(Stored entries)
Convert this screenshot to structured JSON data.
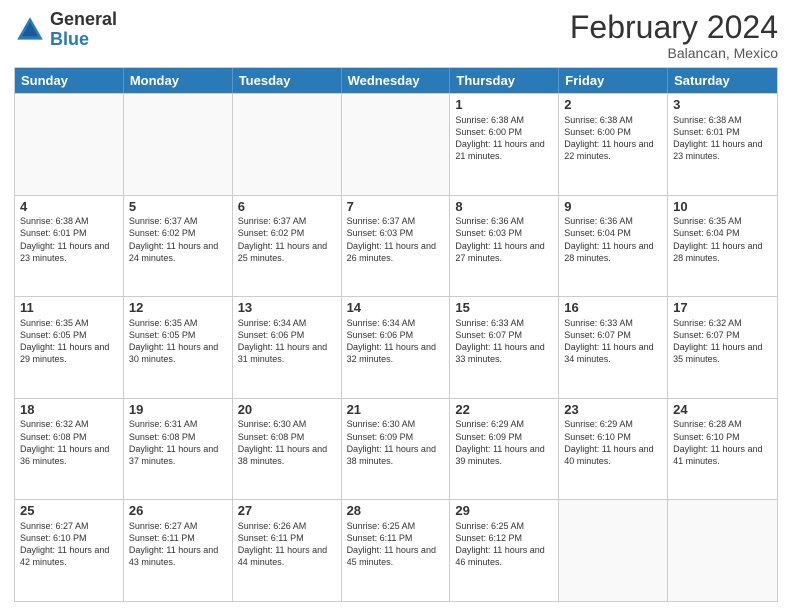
{
  "header": {
    "logo_general": "General",
    "logo_blue": "Blue",
    "title": "February 2024",
    "subtitle": "Balancan, Mexico"
  },
  "days_of_week": [
    "Sunday",
    "Monday",
    "Tuesday",
    "Wednesday",
    "Thursday",
    "Friday",
    "Saturday"
  ],
  "weeks": [
    [
      {
        "day": "",
        "empty": true
      },
      {
        "day": "",
        "empty": true
      },
      {
        "day": "",
        "empty": true
      },
      {
        "day": "",
        "empty": true
      },
      {
        "day": "1",
        "sunrise": "6:38 AM",
        "sunset": "6:00 PM",
        "daylight": "11 hours and 21 minutes."
      },
      {
        "day": "2",
        "sunrise": "6:38 AM",
        "sunset": "6:00 PM",
        "daylight": "11 hours and 22 minutes."
      },
      {
        "day": "3",
        "sunrise": "6:38 AM",
        "sunset": "6:01 PM",
        "daylight": "11 hours and 23 minutes."
      }
    ],
    [
      {
        "day": "4",
        "sunrise": "6:38 AM",
        "sunset": "6:01 PM",
        "daylight": "11 hours and 23 minutes."
      },
      {
        "day": "5",
        "sunrise": "6:37 AM",
        "sunset": "6:02 PM",
        "daylight": "11 hours and 24 minutes."
      },
      {
        "day": "6",
        "sunrise": "6:37 AM",
        "sunset": "6:02 PM",
        "daylight": "11 hours and 25 minutes."
      },
      {
        "day": "7",
        "sunrise": "6:37 AM",
        "sunset": "6:03 PM",
        "daylight": "11 hours and 26 minutes."
      },
      {
        "day": "8",
        "sunrise": "6:36 AM",
        "sunset": "6:03 PM",
        "daylight": "11 hours and 27 minutes."
      },
      {
        "day": "9",
        "sunrise": "6:36 AM",
        "sunset": "6:04 PM",
        "daylight": "11 hours and 28 minutes."
      },
      {
        "day": "10",
        "sunrise": "6:35 AM",
        "sunset": "6:04 PM",
        "daylight": "11 hours and 28 minutes."
      }
    ],
    [
      {
        "day": "11",
        "sunrise": "6:35 AM",
        "sunset": "6:05 PM",
        "daylight": "11 hours and 29 minutes."
      },
      {
        "day": "12",
        "sunrise": "6:35 AM",
        "sunset": "6:05 PM",
        "daylight": "11 hours and 30 minutes."
      },
      {
        "day": "13",
        "sunrise": "6:34 AM",
        "sunset": "6:06 PM",
        "daylight": "11 hours and 31 minutes."
      },
      {
        "day": "14",
        "sunrise": "6:34 AM",
        "sunset": "6:06 PM",
        "daylight": "11 hours and 32 minutes."
      },
      {
        "day": "15",
        "sunrise": "6:33 AM",
        "sunset": "6:07 PM",
        "daylight": "11 hours and 33 minutes."
      },
      {
        "day": "16",
        "sunrise": "6:33 AM",
        "sunset": "6:07 PM",
        "daylight": "11 hours and 34 minutes."
      },
      {
        "day": "17",
        "sunrise": "6:32 AM",
        "sunset": "6:07 PM",
        "daylight": "11 hours and 35 minutes."
      }
    ],
    [
      {
        "day": "18",
        "sunrise": "6:32 AM",
        "sunset": "6:08 PM",
        "daylight": "11 hours and 36 minutes."
      },
      {
        "day": "19",
        "sunrise": "6:31 AM",
        "sunset": "6:08 PM",
        "daylight": "11 hours and 37 minutes."
      },
      {
        "day": "20",
        "sunrise": "6:30 AM",
        "sunset": "6:08 PM",
        "daylight": "11 hours and 38 minutes."
      },
      {
        "day": "21",
        "sunrise": "6:30 AM",
        "sunset": "6:09 PM",
        "daylight": "11 hours and 38 minutes."
      },
      {
        "day": "22",
        "sunrise": "6:29 AM",
        "sunset": "6:09 PM",
        "daylight": "11 hours and 39 minutes."
      },
      {
        "day": "23",
        "sunrise": "6:29 AM",
        "sunset": "6:10 PM",
        "daylight": "11 hours and 40 minutes."
      },
      {
        "day": "24",
        "sunrise": "6:28 AM",
        "sunset": "6:10 PM",
        "daylight": "11 hours and 41 minutes."
      }
    ],
    [
      {
        "day": "25",
        "sunrise": "6:27 AM",
        "sunset": "6:10 PM",
        "daylight": "11 hours and 42 minutes."
      },
      {
        "day": "26",
        "sunrise": "6:27 AM",
        "sunset": "6:11 PM",
        "daylight": "11 hours and 43 minutes."
      },
      {
        "day": "27",
        "sunrise": "6:26 AM",
        "sunset": "6:11 PM",
        "daylight": "11 hours and 44 minutes."
      },
      {
        "day": "28",
        "sunrise": "6:25 AM",
        "sunset": "6:11 PM",
        "daylight": "11 hours and 45 minutes."
      },
      {
        "day": "29",
        "sunrise": "6:25 AM",
        "sunset": "6:12 PM",
        "daylight": "11 hours and 46 minutes."
      },
      {
        "day": "",
        "empty": true
      },
      {
        "day": "",
        "empty": true
      }
    ]
  ]
}
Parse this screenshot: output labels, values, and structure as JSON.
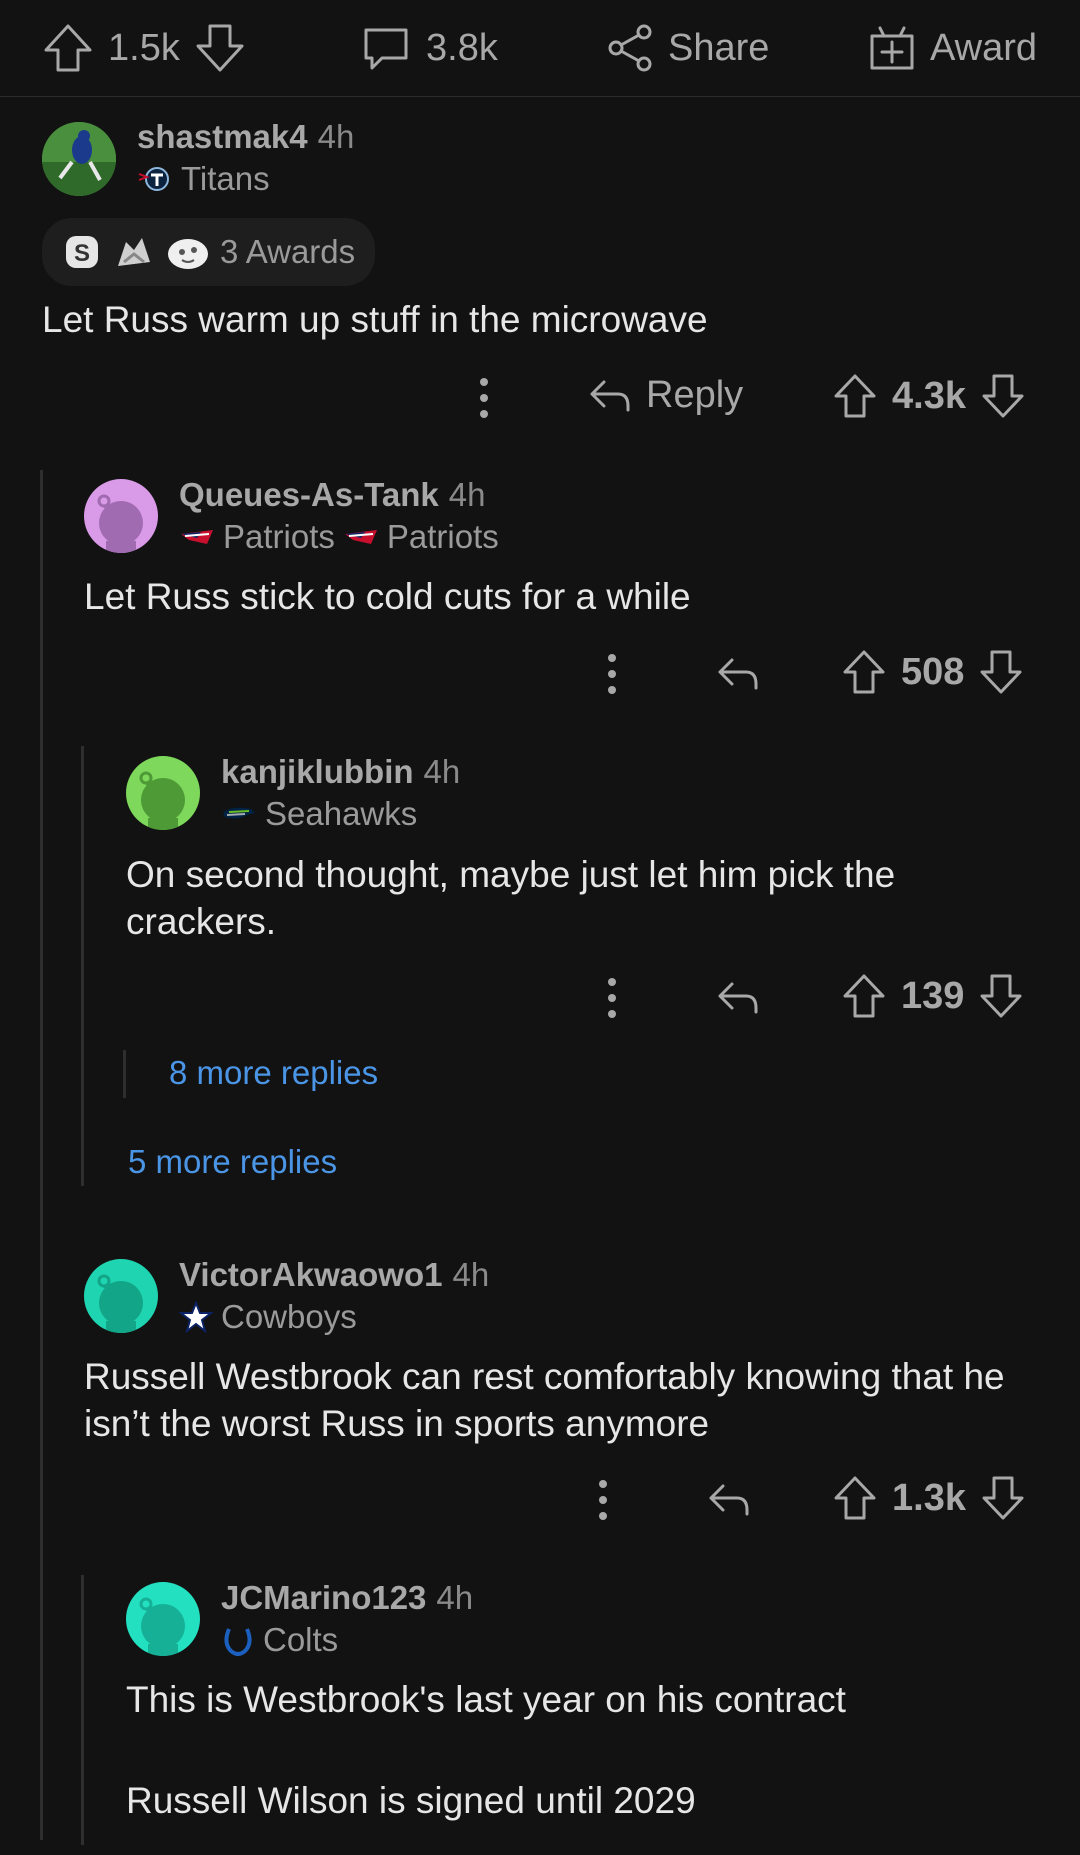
{
  "post_bar": {
    "upvotes": "1.5k",
    "comments": "3.8k",
    "share_label": "Share",
    "award_label": "Award"
  },
  "comments": [
    {
      "username": "shastmak4",
      "time": "4h",
      "flair": "Titans",
      "awards_label": "3 Awards",
      "text": "Let Russ warm up stuff in the microwave",
      "reply_label": "Reply",
      "votes": "4.3k"
    },
    {
      "username": "Queues-As-Tank",
      "time": "4h",
      "flair1": "Patriots",
      "flair2": "Patriots",
      "text": "Let Russ stick to cold cuts for a while",
      "votes": "508"
    },
    {
      "username": "kanjiklubbin",
      "time": "4h",
      "flair": "Seahawks",
      "text": "On second thought, maybe just let him pick the crackers.",
      "votes": "139",
      "more_replies_nested": "8 more replies",
      "more_replies": "5 more replies"
    },
    {
      "username": "VictorAkwaowo1",
      "time": "4h",
      "flair": "Cowboys",
      "text": "Russell Westbrook can rest comfortably knowing that he isn’t the worst Russ in sports anymore",
      "votes": "1.3k"
    },
    {
      "username": "JCMarino123",
      "time": "4h",
      "flair": "Colts",
      "text1": "This is Westbrook's last year on his contract",
      "text2": "Russell Wilson is signed until 2029"
    }
  ],
  "colors": {
    "background": "#121212",
    "link": "#4b95e6",
    "avatar_pink": "#d99ae8",
    "avatar_green": "#7dd85b",
    "avatar_teal": "#1fd4b0",
    "avatar_teal2": "#22e0c0"
  }
}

### Set problem
All preceding records should be duplicated verbatim, images excepted.

### Response below
Convert this screenshot to structured JSON data.
{
  "header": {
    "logo_general": "General",
    "logo_blue": "Blue",
    "title": "February 2024",
    "subtitle": "Balancan, Mexico"
  },
  "days_of_week": [
    "Sunday",
    "Monday",
    "Tuesday",
    "Wednesday",
    "Thursday",
    "Friday",
    "Saturday"
  ],
  "weeks": [
    [
      {
        "day": "",
        "empty": true
      },
      {
        "day": "",
        "empty": true
      },
      {
        "day": "",
        "empty": true
      },
      {
        "day": "",
        "empty": true
      },
      {
        "day": "1",
        "sunrise": "6:38 AM",
        "sunset": "6:00 PM",
        "daylight": "11 hours and 21 minutes."
      },
      {
        "day": "2",
        "sunrise": "6:38 AM",
        "sunset": "6:00 PM",
        "daylight": "11 hours and 22 minutes."
      },
      {
        "day": "3",
        "sunrise": "6:38 AM",
        "sunset": "6:01 PM",
        "daylight": "11 hours and 23 minutes."
      }
    ],
    [
      {
        "day": "4",
        "sunrise": "6:38 AM",
        "sunset": "6:01 PM",
        "daylight": "11 hours and 23 minutes."
      },
      {
        "day": "5",
        "sunrise": "6:37 AM",
        "sunset": "6:02 PM",
        "daylight": "11 hours and 24 minutes."
      },
      {
        "day": "6",
        "sunrise": "6:37 AM",
        "sunset": "6:02 PM",
        "daylight": "11 hours and 25 minutes."
      },
      {
        "day": "7",
        "sunrise": "6:37 AM",
        "sunset": "6:03 PM",
        "daylight": "11 hours and 26 minutes."
      },
      {
        "day": "8",
        "sunrise": "6:36 AM",
        "sunset": "6:03 PM",
        "daylight": "11 hours and 27 minutes."
      },
      {
        "day": "9",
        "sunrise": "6:36 AM",
        "sunset": "6:04 PM",
        "daylight": "11 hours and 28 minutes."
      },
      {
        "day": "10",
        "sunrise": "6:35 AM",
        "sunset": "6:04 PM",
        "daylight": "11 hours and 28 minutes."
      }
    ],
    [
      {
        "day": "11",
        "sunrise": "6:35 AM",
        "sunset": "6:05 PM",
        "daylight": "11 hours and 29 minutes."
      },
      {
        "day": "12",
        "sunrise": "6:35 AM",
        "sunset": "6:05 PM",
        "daylight": "11 hours and 30 minutes."
      },
      {
        "day": "13",
        "sunrise": "6:34 AM",
        "sunset": "6:06 PM",
        "daylight": "11 hours and 31 minutes."
      },
      {
        "day": "14",
        "sunrise": "6:34 AM",
        "sunset": "6:06 PM",
        "daylight": "11 hours and 32 minutes."
      },
      {
        "day": "15",
        "sunrise": "6:33 AM",
        "sunset": "6:07 PM",
        "daylight": "11 hours and 33 minutes."
      },
      {
        "day": "16",
        "sunrise": "6:33 AM",
        "sunset": "6:07 PM",
        "daylight": "11 hours and 34 minutes."
      },
      {
        "day": "17",
        "sunrise": "6:32 AM",
        "sunset": "6:07 PM",
        "daylight": "11 hours and 35 minutes."
      }
    ],
    [
      {
        "day": "18",
        "sunrise": "6:32 AM",
        "sunset": "6:08 PM",
        "daylight": "11 hours and 36 minutes."
      },
      {
        "day": "19",
        "sunrise": "6:31 AM",
        "sunset": "6:08 PM",
        "daylight": "11 hours and 37 minutes."
      },
      {
        "day": "20",
        "sunrise": "6:30 AM",
        "sunset": "6:08 PM",
        "daylight": "11 hours and 38 minutes."
      },
      {
        "day": "21",
        "sunrise": "6:30 AM",
        "sunset": "6:09 PM",
        "daylight": "11 hours and 38 minutes."
      },
      {
        "day": "22",
        "sunrise": "6:29 AM",
        "sunset": "6:09 PM",
        "daylight": "11 hours and 39 minutes."
      },
      {
        "day": "23",
        "sunrise": "6:29 AM",
        "sunset": "6:10 PM",
        "daylight": "11 hours and 40 minutes."
      },
      {
        "day": "24",
        "sunrise": "6:28 AM",
        "sunset": "6:10 PM",
        "daylight": "11 hours and 41 minutes."
      }
    ],
    [
      {
        "day": "25",
        "sunrise": "6:27 AM",
        "sunset": "6:10 PM",
        "daylight": "11 hours and 42 minutes."
      },
      {
        "day": "26",
        "sunrise": "6:27 AM",
        "sunset": "6:11 PM",
        "daylight": "11 hours and 43 minutes."
      },
      {
        "day": "27",
        "sunrise": "6:26 AM",
        "sunset": "6:11 PM",
        "daylight": "11 hours and 44 minutes."
      },
      {
        "day": "28",
        "sunrise": "6:25 AM",
        "sunset": "6:11 PM",
        "daylight": "11 hours and 45 minutes."
      },
      {
        "day": "29",
        "sunrise": "6:25 AM",
        "sunset": "6:12 PM",
        "daylight": "11 hours and 46 minutes."
      },
      {
        "day": "",
        "empty": true
      },
      {
        "day": "",
        "empty": true
      }
    ]
  ]
}
Parse this screenshot: output labels, values, and structure as JSON.
{
  "post_bar": {
    "upvotes": "1.5k",
    "comments": "3.8k",
    "share_label": "Share",
    "award_label": "Award"
  },
  "comments": [
    {
      "username": "shastmak4",
      "time": "4h",
      "flair": "Titans",
      "awards_label": "3 Awards",
      "text": "Let Russ warm up stuff in the microwave",
      "reply_label": "Reply",
      "votes": "4.3k"
    },
    {
      "username": "Queues-As-Tank",
      "time": "4h",
      "flair1": "Patriots",
      "flair2": "Patriots",
      "text": "Let Russ stick to cold cuts for a while",
      "votes": "508"
    },
    {
      "username": "kanjiklubbin",
      "time": "4h",
      "flair": "Seahawks",
      "text": "On second thought, maybe just let him pick the crackers.",
      "votes": "139",
      "more_replies_nested": "8 more replies",
      "more_replies": "5 more replies"
    },
    {
      "username": "VictorAkwaowo1",
      "time": "4h",
      "flair": "Cowboys",
      "text": "Russell Westbrook can rest comfortably knowing that he isn’t the worst Russ in sports anymore",
      "votes": "1.3k"
    },
    {
      "username": "JCMarino123",
      "time": "4h",
      "flair": "Colts",
      "text1": "This is Westbrook's last year on his contract",
      "text2": "Russell Wilson is signed until 2029"
    }
  ],
  "colors": {
    "background": "#121212",
    "link": "#4b95e6",
    "avatar_pink": "#d99ae8",
    "avatar_green": "#7dd85b",
    "avatar_teal": "#1fd4b0",
    "avatar_teal2": "#22e0c0"
  }
}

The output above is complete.